**Provided data:**
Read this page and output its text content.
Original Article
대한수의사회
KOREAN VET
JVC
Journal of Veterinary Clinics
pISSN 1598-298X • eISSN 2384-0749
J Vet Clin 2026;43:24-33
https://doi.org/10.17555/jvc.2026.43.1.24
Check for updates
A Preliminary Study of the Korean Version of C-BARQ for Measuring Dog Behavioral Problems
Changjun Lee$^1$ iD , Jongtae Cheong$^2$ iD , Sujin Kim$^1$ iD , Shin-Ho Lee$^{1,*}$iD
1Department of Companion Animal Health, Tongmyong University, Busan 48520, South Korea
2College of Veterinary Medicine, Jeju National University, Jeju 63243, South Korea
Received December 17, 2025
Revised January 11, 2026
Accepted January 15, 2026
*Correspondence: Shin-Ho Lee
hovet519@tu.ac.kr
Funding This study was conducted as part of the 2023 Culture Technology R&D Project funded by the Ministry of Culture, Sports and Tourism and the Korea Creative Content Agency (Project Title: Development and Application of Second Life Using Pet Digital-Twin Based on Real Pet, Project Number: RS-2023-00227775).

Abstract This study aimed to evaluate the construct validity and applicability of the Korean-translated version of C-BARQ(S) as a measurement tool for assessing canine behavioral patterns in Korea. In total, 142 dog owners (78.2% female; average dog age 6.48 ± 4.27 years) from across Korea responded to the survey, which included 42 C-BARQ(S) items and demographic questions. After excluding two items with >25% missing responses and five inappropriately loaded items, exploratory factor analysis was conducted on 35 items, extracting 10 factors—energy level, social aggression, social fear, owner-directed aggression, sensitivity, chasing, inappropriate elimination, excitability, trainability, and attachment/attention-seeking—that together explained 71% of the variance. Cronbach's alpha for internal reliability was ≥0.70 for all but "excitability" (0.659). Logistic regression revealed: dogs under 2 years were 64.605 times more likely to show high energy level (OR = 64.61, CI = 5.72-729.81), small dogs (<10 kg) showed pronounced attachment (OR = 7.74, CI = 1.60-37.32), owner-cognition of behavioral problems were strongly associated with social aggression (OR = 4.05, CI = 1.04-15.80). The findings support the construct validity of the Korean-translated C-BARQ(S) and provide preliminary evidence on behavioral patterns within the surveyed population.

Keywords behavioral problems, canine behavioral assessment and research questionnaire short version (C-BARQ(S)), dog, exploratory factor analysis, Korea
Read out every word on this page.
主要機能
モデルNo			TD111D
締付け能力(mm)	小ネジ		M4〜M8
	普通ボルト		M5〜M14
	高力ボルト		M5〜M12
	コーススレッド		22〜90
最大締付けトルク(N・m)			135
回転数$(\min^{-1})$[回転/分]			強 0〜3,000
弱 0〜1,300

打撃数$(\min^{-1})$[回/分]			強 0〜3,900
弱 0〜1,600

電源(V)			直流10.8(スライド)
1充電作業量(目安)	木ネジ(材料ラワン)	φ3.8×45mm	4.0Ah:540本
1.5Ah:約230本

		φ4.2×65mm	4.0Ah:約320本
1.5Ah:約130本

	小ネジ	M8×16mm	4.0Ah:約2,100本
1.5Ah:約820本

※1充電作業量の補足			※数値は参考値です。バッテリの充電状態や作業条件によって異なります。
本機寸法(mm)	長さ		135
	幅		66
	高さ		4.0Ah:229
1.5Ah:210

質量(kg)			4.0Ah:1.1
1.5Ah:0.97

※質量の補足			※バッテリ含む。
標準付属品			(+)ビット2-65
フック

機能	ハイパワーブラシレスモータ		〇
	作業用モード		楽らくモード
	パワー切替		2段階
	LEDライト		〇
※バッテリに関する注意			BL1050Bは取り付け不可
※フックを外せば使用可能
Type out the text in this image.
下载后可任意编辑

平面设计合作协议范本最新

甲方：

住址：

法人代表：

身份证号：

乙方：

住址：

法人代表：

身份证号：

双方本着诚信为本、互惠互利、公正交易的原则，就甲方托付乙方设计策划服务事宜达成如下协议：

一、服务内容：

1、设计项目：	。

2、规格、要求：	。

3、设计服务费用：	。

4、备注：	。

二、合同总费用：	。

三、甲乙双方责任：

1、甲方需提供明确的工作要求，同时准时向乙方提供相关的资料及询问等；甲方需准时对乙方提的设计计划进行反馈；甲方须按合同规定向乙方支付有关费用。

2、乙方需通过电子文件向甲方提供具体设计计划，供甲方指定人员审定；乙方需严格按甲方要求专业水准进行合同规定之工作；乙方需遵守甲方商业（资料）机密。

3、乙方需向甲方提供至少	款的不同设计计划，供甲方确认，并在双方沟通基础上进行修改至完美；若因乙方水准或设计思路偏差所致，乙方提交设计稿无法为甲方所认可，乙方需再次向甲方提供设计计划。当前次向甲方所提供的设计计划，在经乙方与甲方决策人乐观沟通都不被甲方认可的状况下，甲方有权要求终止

**Written exercise:** Quote the data in full, keeping each word unchanged.

**Solution:**
Read this page and output its text content.
Original Article
대한수의사회
KOREAN VET
JVC
Journal of Veterinary Clinics
pISSN 1598-298X • eISSN 2384-0749
J Vet Clin 2026;43:24-33
https://doi.org/10.17555/jvc.2026.43.1.24
Check for updates
A Preliminary Study of the Korean Version of C-BARQ for Measuring Dog Behavioral Problems
Changjun Lee$^1$ iD , Jongtae Cheong$^2$ iD , Sujin Kim$^1$ iD , Shin-Ho Lee$^{1,*}$iD
1Department of Companion Animal Health, Tongmyong University, Busan 48520, South Korea
2College of Veterinary Medicine, Jeju National University, Jeju 63243, South Korea
Received December 17, 2025
Revised January 11, 2026
Accepted January 15, 2026
*Correspondence: Shin-Ho Lee
hovet519@tu.ac.kr
Funding This study was conducted as part of the 2023 Culture Technology R&D Project funded by the Ministry of Culture, Sports and Tourism and the Korea Creative Content Agency (Project Title: Development and Application of Second Life Using Pet Digital-Twin Based on Real Pet, Project Number: RS-2023-00227775).

Abstract This study aimed to evaluate the construct validity and applicability of the Korean-translated version of C-BARQ(S) as a measurement tool for assessing canine behavioral patterns in Korea. In total, 142 dog owners (78.2% female; average dog age 6.48 ± 4.27 years) from across Korea responded to the survey, which included 42 C-BARQ(S) items and demographic questions. After excluding two items with >25% missing responses and five inappropriately loaded items, exploratory factor analysis was conducted on 35 items, extracting 10 factors—energy level, social aggression, social fear, owner-directed aggression, sensitivity, chasing, inappropriate elimination, excitability, trainability, and attachment/attention-seeking—that together explained 71% of the variance. Cronbach's alpha for internal reliability was ≥0.70 for all but "excitability" (0.659). Logistic regression revealed: dogs under 2 years were 64.605 times more likely to show high energy level (OR = 64.61, CI = 5.72-729.81), small dogs (<10 kg) showed pronounced attachment (OR = 7.74, CI = 1.60-37.32), owner-cognition of behavioral problems were strongly associated with social aggression (OR = 4.05, CI = 1.04-15.80). The findings support the construct validity of the Korean-translated C-BARQ(S) and provide preliminary evidence on behavioral patterns within the surveyed population.

Keywords behavioral problems, canine behavioral assessment and research questionnaire short version (C-BARQ(S)), dog, exploratory factor analysis, Korea
Read out every word on this page.
主要機能
モデルNo			TD111D
締付け能力(mm)	小ネジ		M4〜M8
	普通ボルト		M5〜M14
	高力ボルト		M5〜M12
	コーススレッド		22〜90
最大締付けトルク(N・m)			135
回転数$(\min^{-1})$[回転/分]			強 0〜3,000
弱 0〜1,300

打撃数$(\min^{-1})$[回/分]			強 0〜3,900
弱 0〜1,600

電源(V)			直流10.8(スライド)
1充電作業量(目安)	木ネジ(材料ラワン)	φ3.8×45mm	4.0Ah:540本
1.5Ah:約230本

		φ4.2×65mm	4.0Ah:約320本
1.5Ah:約130本

	小ネジ	M8×16mm	4.0Ah:約2,100本
1.5Ah:約820本

※1充電作業量の補足			※数値は参考値です。バッテリの充電状態や作業条件によって異なります。
本機寸法(mm)	長さ		135
	幅		66
	高さ		4.0Ah:229
1.5Ah:210

質量(kg)			4.0Ah:1.1
1.5Ah:0.97

※質量の補足			※バッテリ含む。
標準付属品			(+)ビット2-65
フック

機能	ハイパワーブラシレスモータ		〇
	作業用モード		楽らくモード
	パワー切替		2段階
	LEDライト		〇
※バッテリに関する注意			BL1050Bは取り付け不可
※フックを外せば使用可能
Type out the text in this image.
下载后可任意编辑

平面设计合作协议范本最新

甲方：

住址：

法人代表：

身份证号：

乙方：

住址：

法人代表：

身份证号：

双方本着诚信为本、互惠互利、公正交易的原则，就甲方托付乙方设计策划服务事宜达成如下协议：

一、服务内容：

1、设计项目：	。

2、规格、要求：	。

3、设计服务费用：	。

4、备注：	。

二、合同总费用：	。

三、甲乙双方责任：

1、甲方需提供明确的工作要求，同时准时向乙方提供相关的资料及询问等；甲方需准时对乙方提的设计计划进行反馈；甲方须按合同规定向乙方支付有关费用。

2、乙方需通过电子文件向甲方提供具体设计计划，供甲方指定人员审定；乙方需严格按甲方要求专业水准进行合同规定之工作；乙方需遵守甲方商业（资料）机密。

3、乙方需向甲方提供至少	款的不同设计计划，供甲方确认，并在双方沟通基础上进行修改至完美；若因乙方水准或设计思路偏差所致，乙方提交设计稿无法为甲方所认可，乙方需再次向甲方提供设计计划。当前次向甲方所提供的设计计划，在经乙方与甲方决策人乐观沟通都不被甲方认可的状况下，甲方有权要求终止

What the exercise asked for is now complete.